* **Dataset entries on figures**
**********
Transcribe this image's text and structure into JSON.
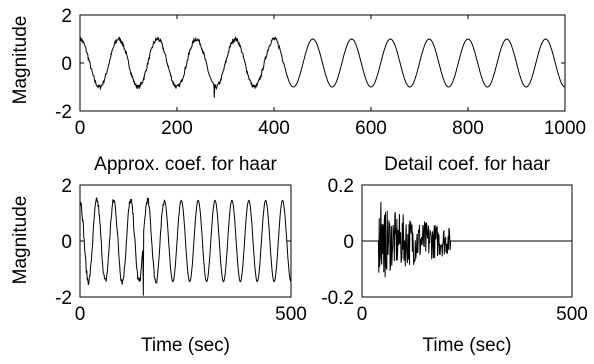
{
  "chart_data": [
    {
      "type": "line",
      "title": "",
      "xlabel": "",
      "ylabel": "Magnitude",
      "xlim": [
        0,
        1000
      ],
      "ylim": [
        -2,
        2
      ],
      "xticks": [
        "0",
        "200",
        "400",
        "600",
        "800",
        "1000"
      ],
      "yticks": [
        "2",
        "0",
        "-2"
      ],
      "signal": {
        "period": 80,
        "amplitude": 1.0,
        "points": 1000,
        "noise_until": 420,
        "noise_level": 0.18
      }
    },
    {
      "type": "line",
      "title": "Approx. coef. for haar",
      "xlabel": "Time (sec)",
      "ylabel": "Magnitude",
      "xlim": [
        0,
        500
      ],
      "ylim": [
        -2,
        2
      ],
      "xticks": [
        "0",
        "500"
      ],
      "yticks": [
        "2",
        "0",
        "-2"
      ],
      "signal": {
        "period": 40,
        "amplitude": 1.45,
        "points": 500,
        "noise_until": 200,
        "noise_level": 0.25
      }
    },
    {
      "type": "line",
      "title": "Detail coef. for haar",
      "xlabel": "Time (sec)",
      "ylabel": "",
      "xlim": [
        0,
        500
      ],
      "ylim": [
        -0.2,
        0.2
      ],
      "xticks": [
        "0",
        "500"
      ],
      "yticks": [
        "0.2",
        "0",
        "-0.2"
      ],
      "signal": {
        "points": 500,
        "burst_start": 40,
        "burst_end": 210,
        "burst_amplitude": 0.12
      }
    }
  ]
}
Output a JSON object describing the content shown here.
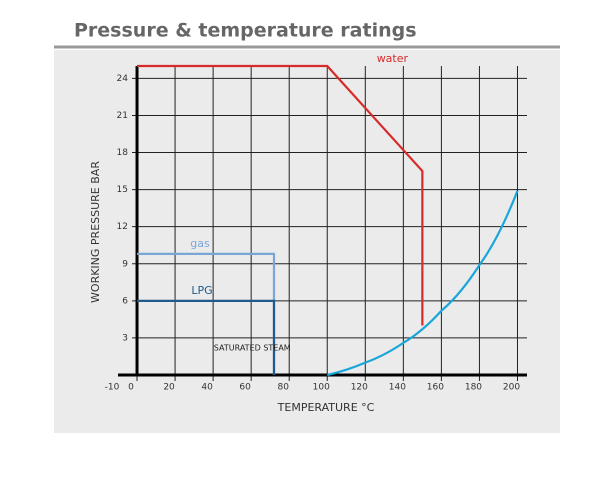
{
  "chart_data": {
    "type": "line",
    "title": "Pressure & temperature ratings",
    "x_label": "TEMPERATURE °C",
    "y_label": "WORKING PRESSURE BAR",
    "xlim": [
      -10,
      205
    ],
    "ylim": [
      0,
      25
    ],
    "xticks": [
      -10,
      0,
      20,
      40,
      60,
      80,
      100,
      120,
      140,
      160,
      180,
      200
    ],
    "yticks": [
      3,
      6,
      9,
      12,
      15,
      18,
      21,
      24
    ],
    "grid": true,
    "series": [
      {
        "name": "water",
        "color": "#d62b2b",
        "x": [
          0,
          100,
          150,
          150
        ],
        "values": [
          25,
          25,
          16.5,
          4
        ]
      },
      {
        "name": "gas",
        "color": "#7aa6d6",
        "x": [
          0,
          72,
          72
        ],
        "values": [
          9.8,
          9.8,
          0
        ]
      },
      {
        "name": "LPG",
        "color": "#1f5a8c",
        "x": [
          0,
          72,
          72
        ],
        "values": [
          6,
          6,
          0
        ]
      },
      {
        "name": "SATURATED STEAM",
        "color": "#1aa6d9",
        "x": [
          100,
          120,
          140,
          160,
          180,
          200
        ],
        "values": [
          0,
          1,
          2.6,
          5.2,
          8.9,
          14.9
        ]
      }
    ]
  }
}
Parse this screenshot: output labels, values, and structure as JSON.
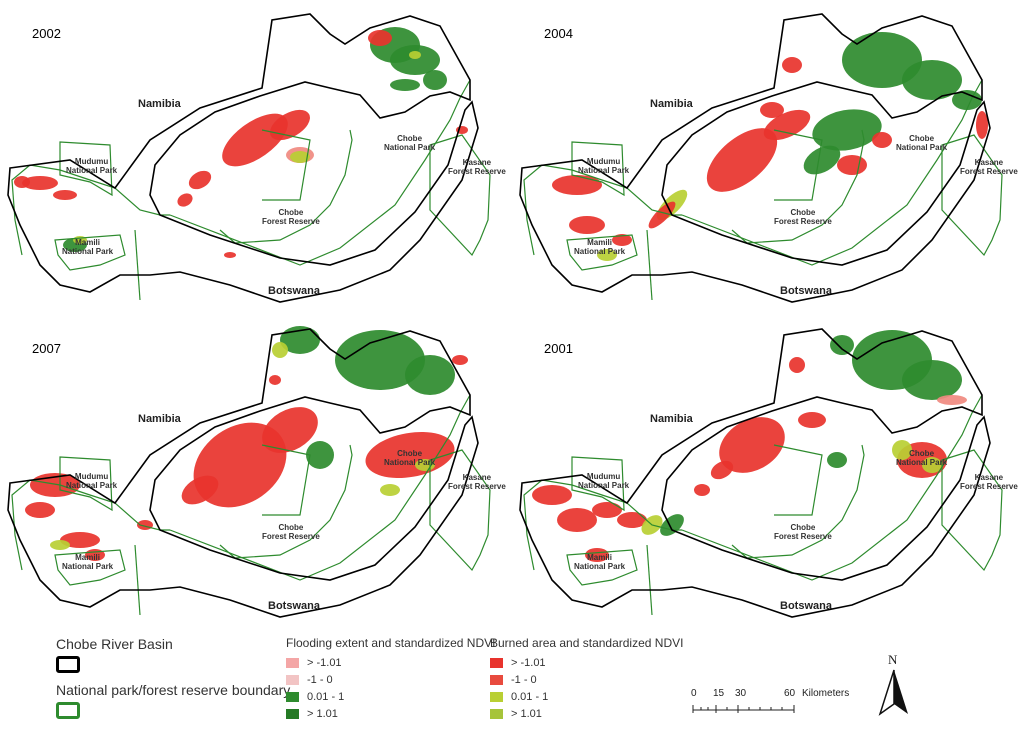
{
  "panels": [
    {
      "year": "2002"
    },
    {
      "year": "2004"
    },
    {
      "year": "2007"
    },
    {
      "year": "2001"
    }
  ],
  "map_labels": {
    "namibia": "Namibia",
    "botswana": "Botswana",
    "mudumu": "Mudumu\nNational Park",
    "mamili": "Mamili\nNational Park",
    "chobe_np": "Chobe\nNational Park",
    "chobe_fr": "Chobe\nForest Reserve",
    "kasane": "Kasane\nForest Reserve"
  },
  "legend": {
    "basin_label": "Chobe River Basin",
    "boundary_label": "National park/forest reserve boundary",
    "flood": {
      "title": "Flooding extent and standardized NDVI",
      "items": [
        {
          "label": "> -1.01",
          "color": "#f4a6a6"
        },
        {
          "label": "-1 - 0",
          "color": "#f2c4c4"
        },
        {
          "label": "0.01 - 1",
          "color": "#2e8b2e"
        },
        {
          "label": "> 1.01",
          "color": "#257a25"
        }
      ]
    },
    "burn": {
      "title": "Burned area and standardized NDVI",
      "items": [
        {
          "label": "> -1.01",
          "color": "#e8332d"
        },
        {
          "label": "-1 - 0",
          "color": "#e84a3e"
        },
        {
          "label": "0.01 - 1",
          "color": "#b9cf33"
        },
        {
          "label": "> 1.01",
          "color": "#a6c43a"
        }
      ]
    },
    "colors": {
      "basin": "#000000",
      "boundary": "#2e8b2e"
    }
  },
  "scale": {
    "ticks": [
      "0",
      "15",
      "30",
      "60"
    ],
    "unit": "Kilometers"
  },
  "north": {
    "label": "N"
  }
}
**********
* **WORK TO DO**
Copy out each line of the data where the string "standardized" appears.

* **ANSWER IN FULL**
      "title": "Flooding extent and standardized NDVI",
      "title": "Burned area and standardized NDVI",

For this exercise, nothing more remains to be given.